§ **Objective**:
Pictures should be excluded; otherwise, copy every entry exactly.

++++ Records for this task ++++

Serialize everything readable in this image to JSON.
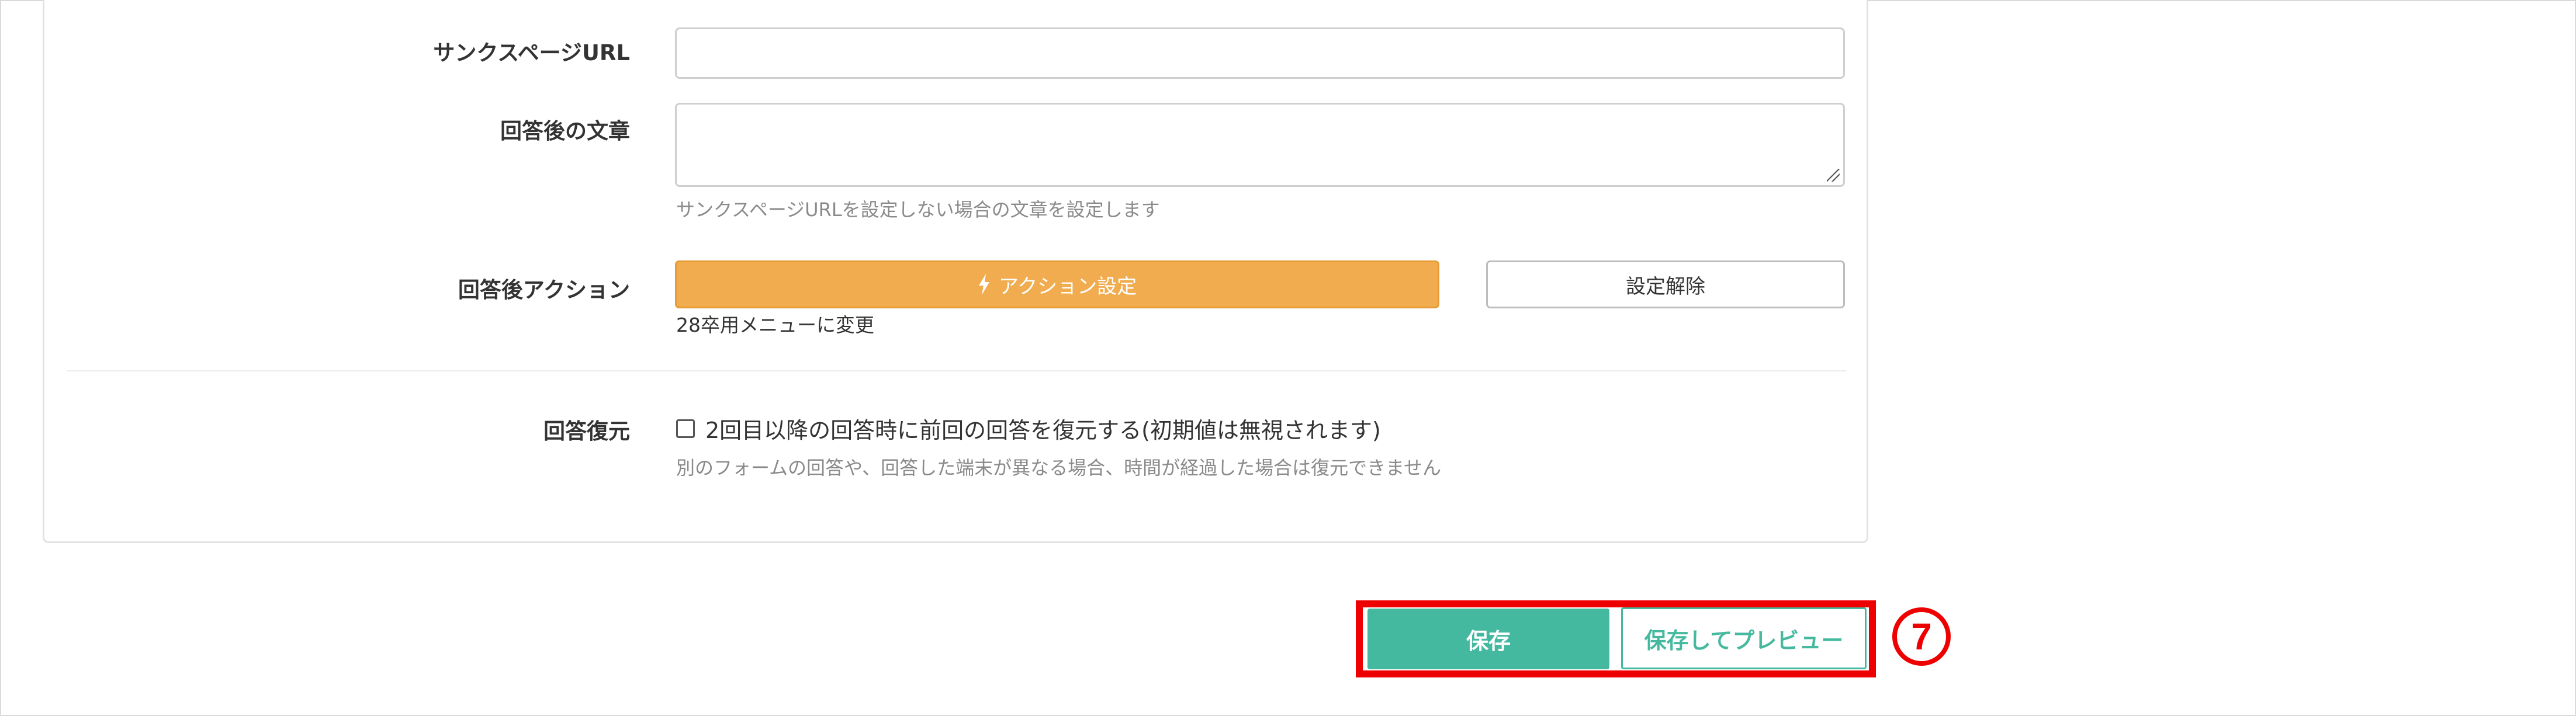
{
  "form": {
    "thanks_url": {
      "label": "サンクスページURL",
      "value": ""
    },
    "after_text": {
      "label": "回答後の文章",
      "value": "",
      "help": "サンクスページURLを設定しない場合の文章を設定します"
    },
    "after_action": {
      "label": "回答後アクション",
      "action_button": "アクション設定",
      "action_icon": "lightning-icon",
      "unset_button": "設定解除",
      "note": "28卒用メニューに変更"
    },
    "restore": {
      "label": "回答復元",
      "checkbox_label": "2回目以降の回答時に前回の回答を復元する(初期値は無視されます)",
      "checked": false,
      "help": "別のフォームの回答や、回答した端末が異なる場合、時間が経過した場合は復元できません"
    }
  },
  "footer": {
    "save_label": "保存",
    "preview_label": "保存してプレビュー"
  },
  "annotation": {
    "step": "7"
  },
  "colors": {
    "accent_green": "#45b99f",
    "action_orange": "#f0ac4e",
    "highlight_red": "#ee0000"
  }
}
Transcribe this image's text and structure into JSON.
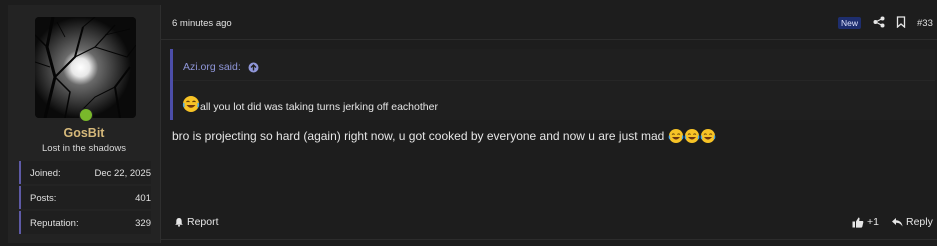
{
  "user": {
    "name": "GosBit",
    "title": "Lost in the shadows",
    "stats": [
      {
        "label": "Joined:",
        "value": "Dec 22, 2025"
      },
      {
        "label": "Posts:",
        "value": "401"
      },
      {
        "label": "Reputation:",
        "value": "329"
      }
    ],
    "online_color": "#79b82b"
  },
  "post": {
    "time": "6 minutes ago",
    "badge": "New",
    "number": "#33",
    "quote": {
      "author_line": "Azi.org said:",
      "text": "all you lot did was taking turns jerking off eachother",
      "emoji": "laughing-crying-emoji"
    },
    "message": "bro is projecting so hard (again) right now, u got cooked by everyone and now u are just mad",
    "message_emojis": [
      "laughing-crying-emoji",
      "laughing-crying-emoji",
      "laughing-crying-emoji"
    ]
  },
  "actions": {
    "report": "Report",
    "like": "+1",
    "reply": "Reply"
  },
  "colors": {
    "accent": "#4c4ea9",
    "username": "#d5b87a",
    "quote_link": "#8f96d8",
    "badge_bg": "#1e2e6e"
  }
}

++++

§ **Task output**:
Serialize everything readable in this image to JSON.
{
  "form": {
    "thanks_url": {
      "label": "サンクスページURL",
      "value": ""
    },
    "after_text": {
      "label": "回答後の文章",
      "value": "",
      "help": "サンクスページURLを設定しない場合の文章を設定します"
    },
    "after_action": {
      "label": "回答後アクション",
      "action_button": "アクション設定",
      "action_icon": "lightning-icon",
      "unset_button": "設定解除",
      "note": "28卒用メニューに変更"
    },
    "restore": {
      "label": "回答復元",
      "checkbox_label": "2回目以降の回答時に前回の回答を復元する(初期値は無視されます)",
      "checked": false,
      "help": "別のフォームの回答や、回答した端末が異なる場合、時間が経過した場合は復元できません"
    }
  },
  "footer": {
    "save_label": "保存",
    "preview_label": "保存してプレビュー"
  },
  "annotation": {
    "step": "7"
  },
  "colors": {
    "accent_green": "#45b99f",
    "action_orange": "#f0ac4e",
    "highlight_red": "#ee0000"
  }
}
Transcribe this image's text and structure into JSON.
{
  "user": {
    "name": "GosBit",
    "title": "Lost in the shadows",
    "stats": [
      {
        "label": "Joined:",
        "value": "Dec 22, 2025"
      },
      {
        "label": "Posts:",
        "value": "401"
      },
      {
        "label": "Reputation:",
        "value": "329"
      }
    ],
    "online_color": "#79b82b"
  },
  "post": {
    "time": "6 minutes ago",
    "badge": "New",
    "number": "#33",
    "quote": {
      "author_line": "Azi.org said:",
      "text": "all you lot did was taking turns jerking off eachother",
      "emoji": "laughing-crying-emoji"
    },
    "message": "bro is projecting so hard (again) right now, u got cooked by everyone and now u are just mad",
    "message_emojis": [
      "laughing-crying-emoji",
      "laughing-crying-emoji",
      "laughing-crying-emoji"
    ]
  },
  "actions": {
    "report": "Report",
    "like": "+1",
    "reply": "Reply"
  },
  "colors": {
    "accent": "#4c4ea9",
    "username": "#d5b87a",
    "quote_link": "#8f96d8",
    "badge_bg": "#1e2e6e"
  }
}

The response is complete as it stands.